BRIEF: Pull out each line of the records holding the string "statutes".

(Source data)
+ + + + + + +

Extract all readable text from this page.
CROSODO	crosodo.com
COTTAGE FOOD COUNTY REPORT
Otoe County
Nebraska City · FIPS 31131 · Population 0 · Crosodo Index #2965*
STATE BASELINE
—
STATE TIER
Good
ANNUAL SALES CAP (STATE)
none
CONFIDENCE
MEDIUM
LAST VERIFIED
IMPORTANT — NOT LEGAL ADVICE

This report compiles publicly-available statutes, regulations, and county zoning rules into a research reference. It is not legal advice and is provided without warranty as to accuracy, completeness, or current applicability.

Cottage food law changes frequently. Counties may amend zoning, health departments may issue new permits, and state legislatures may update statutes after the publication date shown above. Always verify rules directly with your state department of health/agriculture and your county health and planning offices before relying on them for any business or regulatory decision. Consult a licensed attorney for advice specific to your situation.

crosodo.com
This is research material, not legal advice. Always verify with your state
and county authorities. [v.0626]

+ + + + + + +

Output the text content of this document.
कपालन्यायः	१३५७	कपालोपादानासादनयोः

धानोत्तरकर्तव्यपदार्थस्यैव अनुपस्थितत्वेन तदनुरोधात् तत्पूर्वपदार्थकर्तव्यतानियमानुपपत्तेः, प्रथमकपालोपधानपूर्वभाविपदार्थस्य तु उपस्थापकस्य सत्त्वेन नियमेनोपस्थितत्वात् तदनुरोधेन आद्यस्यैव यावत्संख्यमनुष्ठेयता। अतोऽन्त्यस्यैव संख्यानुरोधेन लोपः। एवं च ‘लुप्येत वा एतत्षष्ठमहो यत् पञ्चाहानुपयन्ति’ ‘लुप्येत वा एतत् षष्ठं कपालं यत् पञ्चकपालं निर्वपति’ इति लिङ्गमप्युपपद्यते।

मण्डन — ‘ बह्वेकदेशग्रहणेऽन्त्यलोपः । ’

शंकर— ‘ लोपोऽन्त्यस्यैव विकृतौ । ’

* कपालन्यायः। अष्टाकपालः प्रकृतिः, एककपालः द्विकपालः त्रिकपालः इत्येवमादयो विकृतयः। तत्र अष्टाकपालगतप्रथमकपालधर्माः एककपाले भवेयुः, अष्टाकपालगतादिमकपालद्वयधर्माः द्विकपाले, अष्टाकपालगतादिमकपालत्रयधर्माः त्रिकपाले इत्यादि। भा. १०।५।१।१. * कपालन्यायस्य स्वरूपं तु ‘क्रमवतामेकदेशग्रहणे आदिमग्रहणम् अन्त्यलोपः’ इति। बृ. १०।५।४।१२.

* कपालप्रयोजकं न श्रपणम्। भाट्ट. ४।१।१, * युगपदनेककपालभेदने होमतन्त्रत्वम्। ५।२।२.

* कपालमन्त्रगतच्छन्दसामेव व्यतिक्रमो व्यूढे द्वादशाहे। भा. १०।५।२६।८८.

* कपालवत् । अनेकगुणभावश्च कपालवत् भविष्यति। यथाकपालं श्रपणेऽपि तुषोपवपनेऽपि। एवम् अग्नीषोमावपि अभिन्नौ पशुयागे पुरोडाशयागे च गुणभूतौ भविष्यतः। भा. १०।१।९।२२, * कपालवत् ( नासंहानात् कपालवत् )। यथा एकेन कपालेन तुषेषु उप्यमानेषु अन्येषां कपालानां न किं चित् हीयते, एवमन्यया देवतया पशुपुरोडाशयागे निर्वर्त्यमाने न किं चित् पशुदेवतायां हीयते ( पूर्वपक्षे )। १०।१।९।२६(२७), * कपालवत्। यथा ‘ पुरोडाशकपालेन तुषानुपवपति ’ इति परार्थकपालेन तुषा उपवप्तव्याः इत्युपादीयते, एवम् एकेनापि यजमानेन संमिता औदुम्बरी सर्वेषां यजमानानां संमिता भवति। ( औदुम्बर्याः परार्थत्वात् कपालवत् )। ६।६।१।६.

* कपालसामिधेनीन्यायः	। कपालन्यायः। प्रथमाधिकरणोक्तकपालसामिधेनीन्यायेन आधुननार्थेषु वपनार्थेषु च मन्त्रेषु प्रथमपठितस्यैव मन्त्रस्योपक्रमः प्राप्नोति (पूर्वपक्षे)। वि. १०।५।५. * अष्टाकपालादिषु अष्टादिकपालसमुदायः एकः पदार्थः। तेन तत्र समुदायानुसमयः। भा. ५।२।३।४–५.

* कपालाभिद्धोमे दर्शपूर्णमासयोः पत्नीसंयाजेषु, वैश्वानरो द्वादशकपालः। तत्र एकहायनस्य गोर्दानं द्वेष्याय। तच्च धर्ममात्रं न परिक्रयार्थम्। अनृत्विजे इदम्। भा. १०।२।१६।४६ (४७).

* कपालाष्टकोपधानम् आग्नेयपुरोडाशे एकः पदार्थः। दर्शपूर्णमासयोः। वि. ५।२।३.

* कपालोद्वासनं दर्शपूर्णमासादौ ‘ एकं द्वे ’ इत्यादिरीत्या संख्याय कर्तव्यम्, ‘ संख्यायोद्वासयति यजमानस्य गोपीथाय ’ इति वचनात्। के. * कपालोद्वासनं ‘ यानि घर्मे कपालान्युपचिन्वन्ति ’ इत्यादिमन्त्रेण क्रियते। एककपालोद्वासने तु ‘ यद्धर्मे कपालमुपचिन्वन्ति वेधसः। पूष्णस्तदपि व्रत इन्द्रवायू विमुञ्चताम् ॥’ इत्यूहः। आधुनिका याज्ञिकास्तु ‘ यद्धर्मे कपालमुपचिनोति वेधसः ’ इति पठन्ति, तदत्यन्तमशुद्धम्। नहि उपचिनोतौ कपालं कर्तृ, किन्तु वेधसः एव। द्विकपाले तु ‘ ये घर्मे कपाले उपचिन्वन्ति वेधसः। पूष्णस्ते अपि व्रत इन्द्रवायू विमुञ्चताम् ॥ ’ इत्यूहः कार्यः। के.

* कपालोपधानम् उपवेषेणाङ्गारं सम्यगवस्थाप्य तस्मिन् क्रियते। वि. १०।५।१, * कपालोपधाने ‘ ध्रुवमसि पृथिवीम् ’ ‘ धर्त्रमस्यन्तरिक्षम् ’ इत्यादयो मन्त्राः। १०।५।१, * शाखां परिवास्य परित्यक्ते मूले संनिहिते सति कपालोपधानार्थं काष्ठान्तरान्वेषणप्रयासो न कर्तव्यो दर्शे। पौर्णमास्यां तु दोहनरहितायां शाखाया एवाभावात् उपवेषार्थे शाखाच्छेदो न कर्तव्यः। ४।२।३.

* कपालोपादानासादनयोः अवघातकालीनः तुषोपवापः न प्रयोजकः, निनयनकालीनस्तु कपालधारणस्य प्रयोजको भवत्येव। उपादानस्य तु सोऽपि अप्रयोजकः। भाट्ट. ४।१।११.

+ + + + + + +

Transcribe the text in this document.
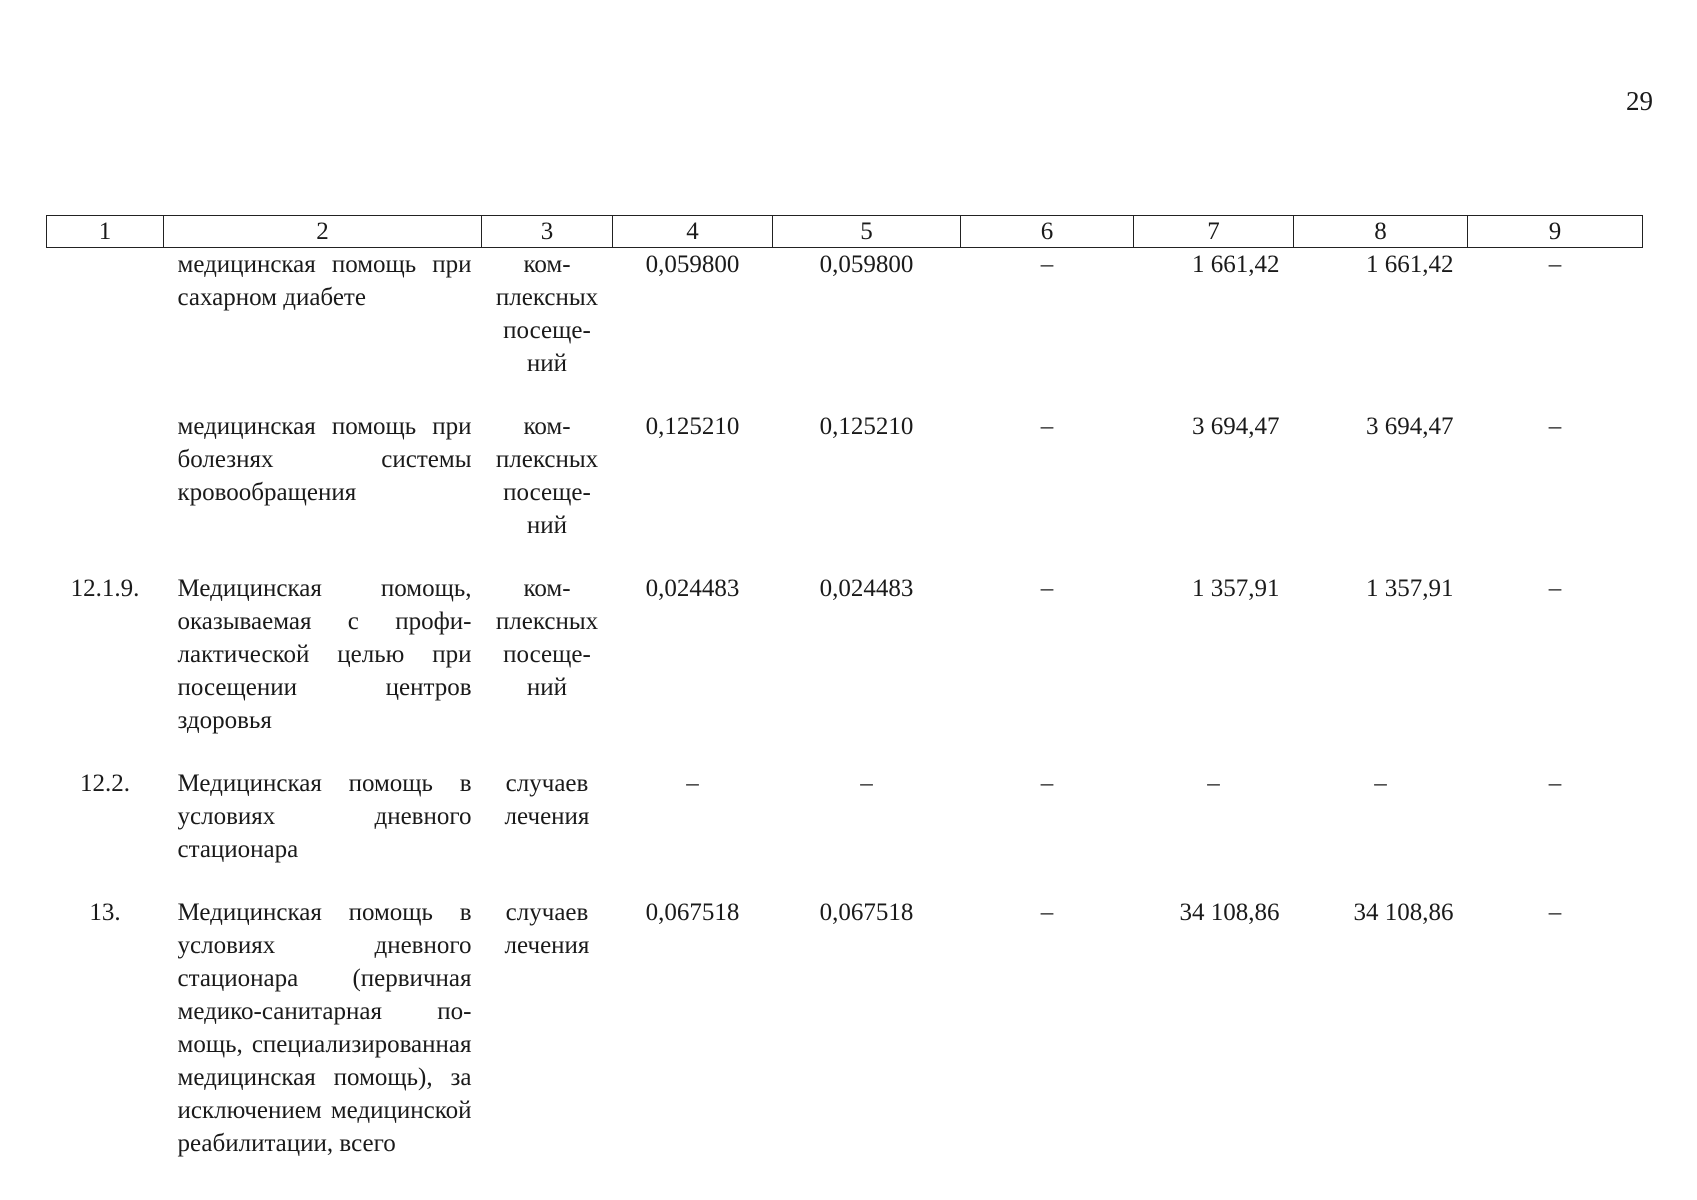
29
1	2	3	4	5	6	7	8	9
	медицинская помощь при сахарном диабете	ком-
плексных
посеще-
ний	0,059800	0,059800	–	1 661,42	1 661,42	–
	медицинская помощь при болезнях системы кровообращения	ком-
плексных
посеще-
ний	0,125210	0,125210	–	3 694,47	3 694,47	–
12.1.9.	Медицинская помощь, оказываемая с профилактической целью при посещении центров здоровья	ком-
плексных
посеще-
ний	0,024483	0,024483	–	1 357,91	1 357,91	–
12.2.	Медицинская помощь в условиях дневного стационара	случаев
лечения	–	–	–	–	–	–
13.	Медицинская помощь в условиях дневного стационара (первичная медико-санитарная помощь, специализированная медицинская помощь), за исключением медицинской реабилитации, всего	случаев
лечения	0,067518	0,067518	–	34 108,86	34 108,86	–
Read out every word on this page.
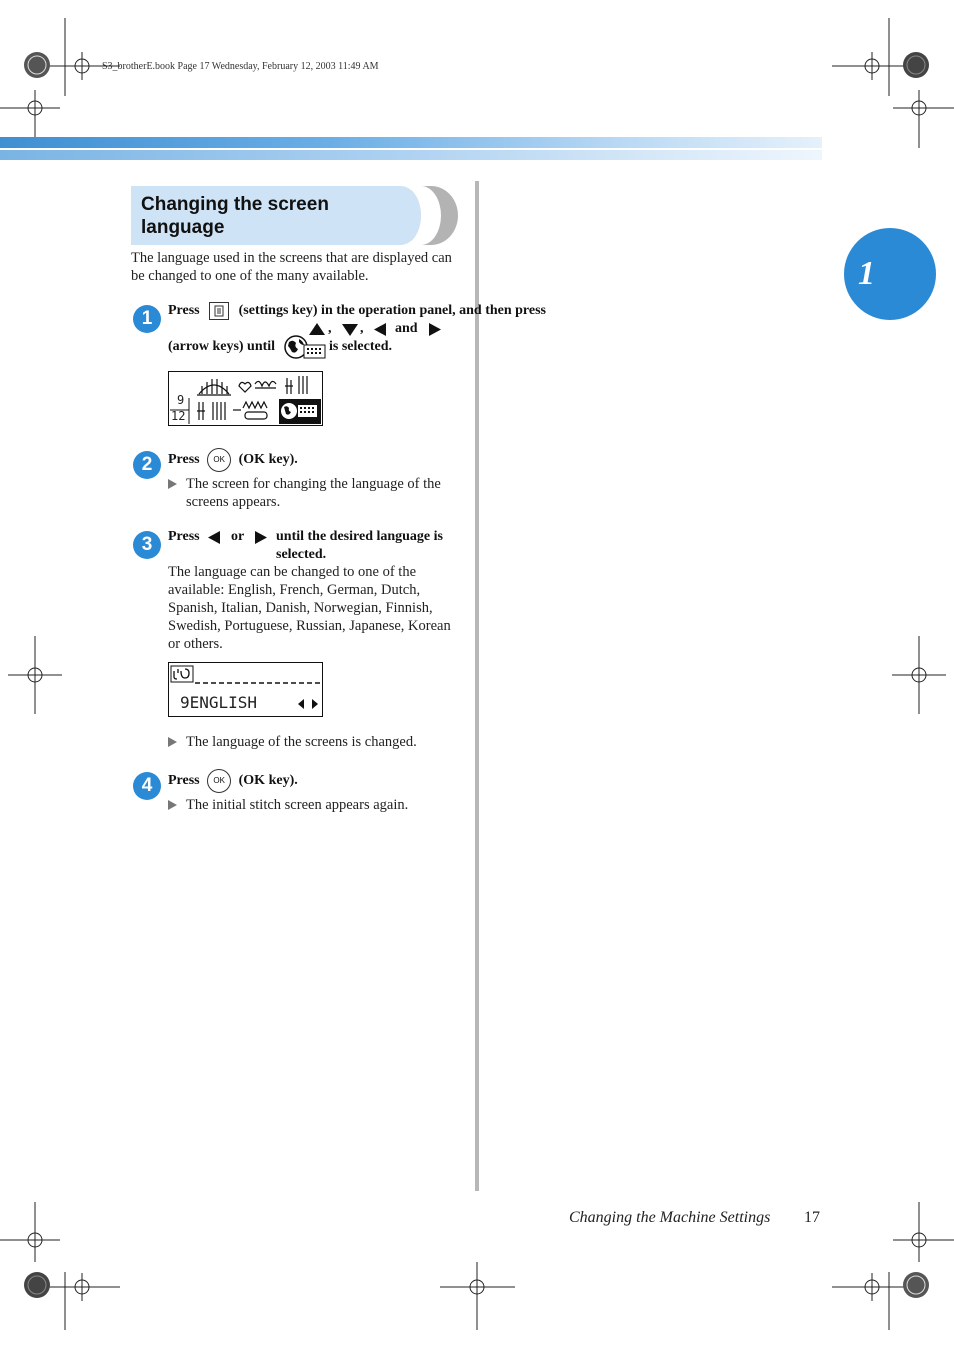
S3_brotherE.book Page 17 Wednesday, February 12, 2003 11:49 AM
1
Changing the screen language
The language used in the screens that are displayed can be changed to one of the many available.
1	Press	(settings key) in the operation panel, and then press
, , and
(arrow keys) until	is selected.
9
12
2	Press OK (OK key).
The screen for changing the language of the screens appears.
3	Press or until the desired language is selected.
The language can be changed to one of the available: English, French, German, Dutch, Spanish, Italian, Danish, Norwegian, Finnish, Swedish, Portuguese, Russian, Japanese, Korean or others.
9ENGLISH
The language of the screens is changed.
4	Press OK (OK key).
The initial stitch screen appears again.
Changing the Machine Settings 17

+ + + + + + +

COMPLETED TASK:
This report compiles publicly-available statutes, regulations, and county zoning rules into a research reference. It is not legal advice and is provided without warranty as to accuracy, completeness, or current applicability.
Cottage food law changes frequently. Counties may amend zoning, health departments may issue new permits, and state legislatures may update statutes after the publication date shown above. Always verify rules directly with your state department of health/agriculture and your county health and planning offices before relying on them for any business or regulatory decision. Consult a licensed attorney for advice specific to your situation.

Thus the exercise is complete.